» **Records contained in a dataset**:
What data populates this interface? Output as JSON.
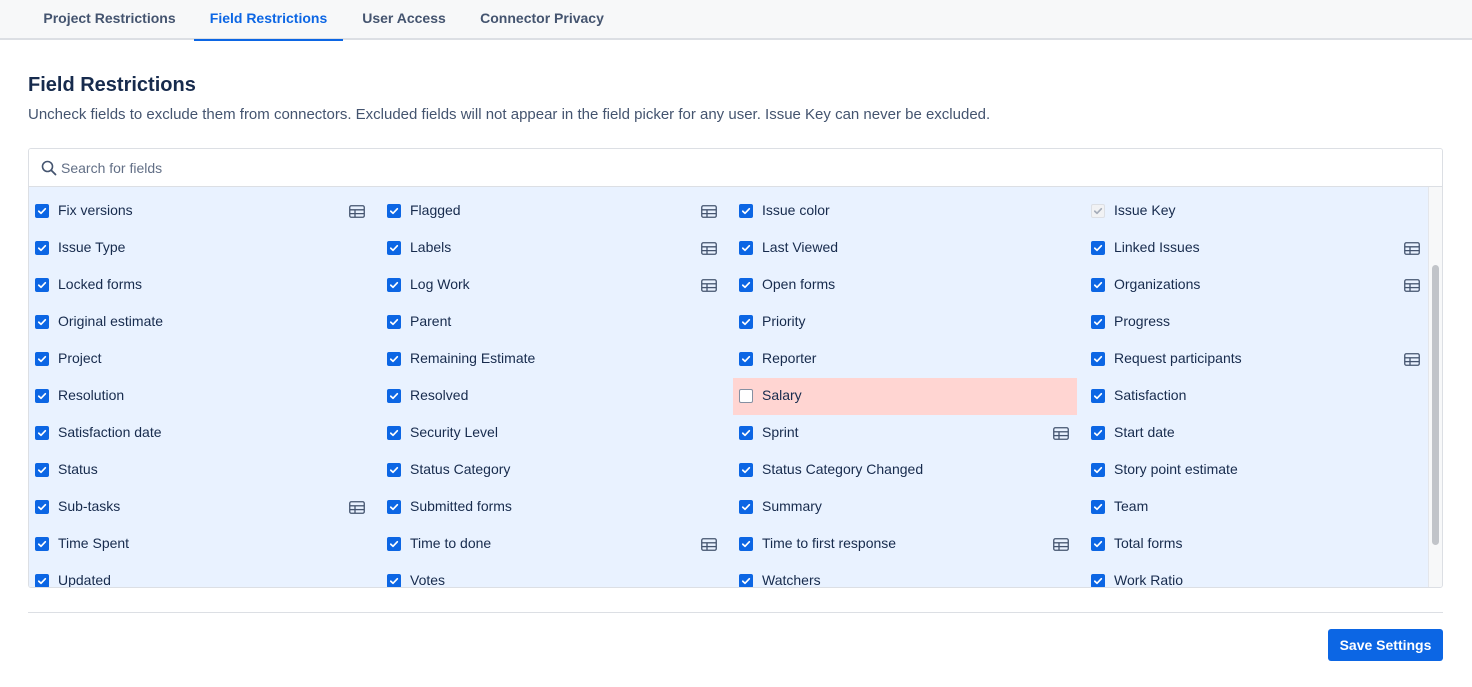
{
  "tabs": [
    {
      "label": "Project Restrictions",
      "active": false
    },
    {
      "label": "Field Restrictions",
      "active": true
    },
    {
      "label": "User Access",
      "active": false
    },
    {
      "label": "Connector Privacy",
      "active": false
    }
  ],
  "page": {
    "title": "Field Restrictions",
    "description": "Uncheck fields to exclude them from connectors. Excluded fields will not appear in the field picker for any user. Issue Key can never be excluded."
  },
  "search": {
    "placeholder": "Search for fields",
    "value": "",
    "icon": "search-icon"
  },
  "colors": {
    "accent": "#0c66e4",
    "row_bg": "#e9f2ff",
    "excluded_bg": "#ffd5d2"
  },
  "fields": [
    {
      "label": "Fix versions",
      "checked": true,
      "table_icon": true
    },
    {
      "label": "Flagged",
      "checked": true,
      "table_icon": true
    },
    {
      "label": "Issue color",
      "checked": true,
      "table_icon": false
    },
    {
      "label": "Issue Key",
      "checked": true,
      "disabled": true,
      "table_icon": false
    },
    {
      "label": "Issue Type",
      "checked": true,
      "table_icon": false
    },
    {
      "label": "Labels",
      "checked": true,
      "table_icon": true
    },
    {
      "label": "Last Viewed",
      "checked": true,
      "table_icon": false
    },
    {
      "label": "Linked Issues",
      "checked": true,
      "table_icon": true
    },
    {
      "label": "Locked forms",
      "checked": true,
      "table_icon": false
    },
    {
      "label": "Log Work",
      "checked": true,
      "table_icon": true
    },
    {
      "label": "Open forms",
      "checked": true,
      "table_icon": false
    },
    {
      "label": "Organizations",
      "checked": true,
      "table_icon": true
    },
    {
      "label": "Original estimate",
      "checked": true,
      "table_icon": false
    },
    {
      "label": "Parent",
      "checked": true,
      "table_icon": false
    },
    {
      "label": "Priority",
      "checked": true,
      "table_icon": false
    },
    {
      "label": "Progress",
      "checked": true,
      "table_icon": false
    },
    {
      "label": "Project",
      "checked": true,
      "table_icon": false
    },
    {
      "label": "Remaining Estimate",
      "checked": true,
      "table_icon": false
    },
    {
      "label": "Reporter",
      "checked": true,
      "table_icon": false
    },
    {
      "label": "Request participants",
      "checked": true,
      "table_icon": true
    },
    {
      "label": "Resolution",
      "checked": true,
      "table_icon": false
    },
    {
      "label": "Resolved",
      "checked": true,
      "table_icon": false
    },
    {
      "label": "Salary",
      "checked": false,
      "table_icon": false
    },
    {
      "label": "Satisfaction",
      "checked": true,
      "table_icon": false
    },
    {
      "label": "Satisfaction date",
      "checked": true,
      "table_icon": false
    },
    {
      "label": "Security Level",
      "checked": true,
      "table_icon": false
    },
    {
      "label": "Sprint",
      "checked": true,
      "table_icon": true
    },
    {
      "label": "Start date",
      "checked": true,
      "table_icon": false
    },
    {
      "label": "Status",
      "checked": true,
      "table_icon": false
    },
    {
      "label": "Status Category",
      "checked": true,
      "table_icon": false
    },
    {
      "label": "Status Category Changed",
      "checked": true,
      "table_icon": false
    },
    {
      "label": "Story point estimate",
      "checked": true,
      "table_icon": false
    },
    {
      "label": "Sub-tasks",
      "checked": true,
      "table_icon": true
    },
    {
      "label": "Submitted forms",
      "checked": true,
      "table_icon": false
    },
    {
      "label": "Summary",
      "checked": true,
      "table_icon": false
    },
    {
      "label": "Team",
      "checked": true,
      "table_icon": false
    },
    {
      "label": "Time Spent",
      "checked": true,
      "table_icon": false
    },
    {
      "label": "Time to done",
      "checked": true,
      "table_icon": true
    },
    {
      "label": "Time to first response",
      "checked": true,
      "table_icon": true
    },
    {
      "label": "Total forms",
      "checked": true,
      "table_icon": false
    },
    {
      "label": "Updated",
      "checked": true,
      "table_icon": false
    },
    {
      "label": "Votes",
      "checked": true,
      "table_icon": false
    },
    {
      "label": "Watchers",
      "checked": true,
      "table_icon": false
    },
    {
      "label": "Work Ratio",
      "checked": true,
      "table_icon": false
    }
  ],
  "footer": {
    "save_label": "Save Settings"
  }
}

» **Requirements**: Each record should be quoted exactly, with the images omitted.

» **Exercise response**:
What data populates this interface? Output as JSON.
{
  "tabs": [
    {
      "label": "Project Restrictions",
      "active": false
    },
    {
      "label": "Field Restrictions",
      "active": true
    },
    {
      "label": "User Access",
      "active": false
    },
    {
      "label": "Connector Privacy",
      "active": false
    }
  ],
  "page": {
    "title": "Field Restrictions",
    "description": "Uncheck fields to exclude them from connectors. Excluded fields will not appear in the field picker for any user. Issue Key can never be excluded."
  },
  "search": {
    "placeholder": "Search for fields",
    "value": "",
    "icon": "search-icon"
  },
  "colors": {
    "accent": "#0c66e4",
    "row_bg": "#e9f2ff",
    "excluded_bg": "#ffd5d2"
  },
  "fields": [
    {
      "label": "Fix versions",
      "checked": true,
      "table_icon": true
    },
    {
      "label": "Flagged",
      "checked": true,
      "table_icon": true
    },
    {
      "label": "Issue color",
      "checked": true,
      "table_icon": false
    },
    {
      "label": "Issue Key",
      "checked": true,
      "disabled": true,
      "table_icon": false
    },
    {
      "label": "Issue Type",
      "checked": true,
      "table_icon": false
    },
    {
      "label": "Labels",
      "checked": true,
      "table_icon": true
    },
    {
      "label": "Last Viewed",
      "checked": true,
      "table_icon": false
    },
    {
      "label": "Linked Issues",
      "checked": true,
      "table_icon": true
    },
    {
      "label": "Locked forms",
      "checked": true,
      "table_icon": false
    },
    {
      "label": "Log Work",
      "checked": true,
      "table_icon": true
    },
    {
      "label": "Open forms",
      "checked": true,
      "table_icon": false
    },
    {
      "label": "Organizations",
      "checked": true,
      "table_icon": true
    },
    {
      "label": "Original estimate",
      "checked": true,
      "table_icon": false
    },
    {
      "label": "Parent",
      "checked": true,
      "table_icon": false
    },
    {
      "label": "Priority",
      "checked": true,
      "table_icon": false
    },
    {
      "label": "Progress",
      "checked": true,
      "table_icon": false
    },
    {
      "label": "Project",
      "checked": true,
      "table_icon": false
    },
    {
      "label": "Remaining Estimate",
      "checked": true,
      "table_icon": false
    },
    {
      "label": "Reporter",
      "checked": true,
      "table_icon": false
    },
    {
      "label": "Request participants",
      "checked": true,
      "table_icon": true
    },
    {
      "label": "Resolution",
      "checked": true,
      "table_icon": false
    },
    {
      "label": "Resolved",
      "checked": true,
      "table_icon": false
    },
    {
      "label": "Salary",
      "checked": false,
      "table_icon": false
    },
    {
      "label": "Satisfaction",
      "checked": true,
      "table_icon": false
    },
    {
      "label": "Satisfaction date",
      "checked": true,
      "table_icon": false
    },
    {
      "label": "Security Level",
      "checked": true,
      "table_icon": false
    },
    {
      "label": "Sprint",
      "checked": true,
      "table_icon": true
    },
    {
      "label": "Start date",
      "checked": true,
      "table_icon": false
    },
    {
      "label": "Status",
      "checked": true,
      "table_icon": false
    },
    {
      "label": "Status Category",
      "checked": true,
      "table_icon": false
    },
    {
      "label": "Status Category Changed",
      "checked": true,
      "table_icon": false
    },
    {
      "label": "Story point estimate",
      "checked": true,
      "table_icon": false
    },
    {
      "label": "Sub-tasks",
      "checked": true,
      "table_icon": true
    },
    {
      "label": "Submitted forms",
      "checked": true,
      "table_icon": false
    },
    {
      "label": "Summary",
      "checked": true,
      "table_icon": false
    },
    {
      "label": "Team",
      "checked": true,
      "table_icon": false
    },
    {
      "label": "Time Spent",
      "checked": true,
      "table_icon": false
    },
    {
      "label": "Time to done",
      "checked": true,
      "table_icon": true
    },
    {
      "label": "Time to first response",
      "checked": true,
      "table_icon": true
    },
    {
      "label": "Total forms",
      "checked": true,
      "table_icon": false
    },
    {
      "label": "Updated",
      "checked": true,
      "table_icon": false
    },
    {
      "label": "Votes",
      "checked": true,
      "table_icon": false
    },
    {
      "label": "Watchers",
      "checked": true,
      "table_icon": false
    },
    {
      "label": "Work Ratio",
      "checked": true,
      "table_icon": false
    }
  ],
  "footer": {
    "save_label": "Save Settings"
  }
}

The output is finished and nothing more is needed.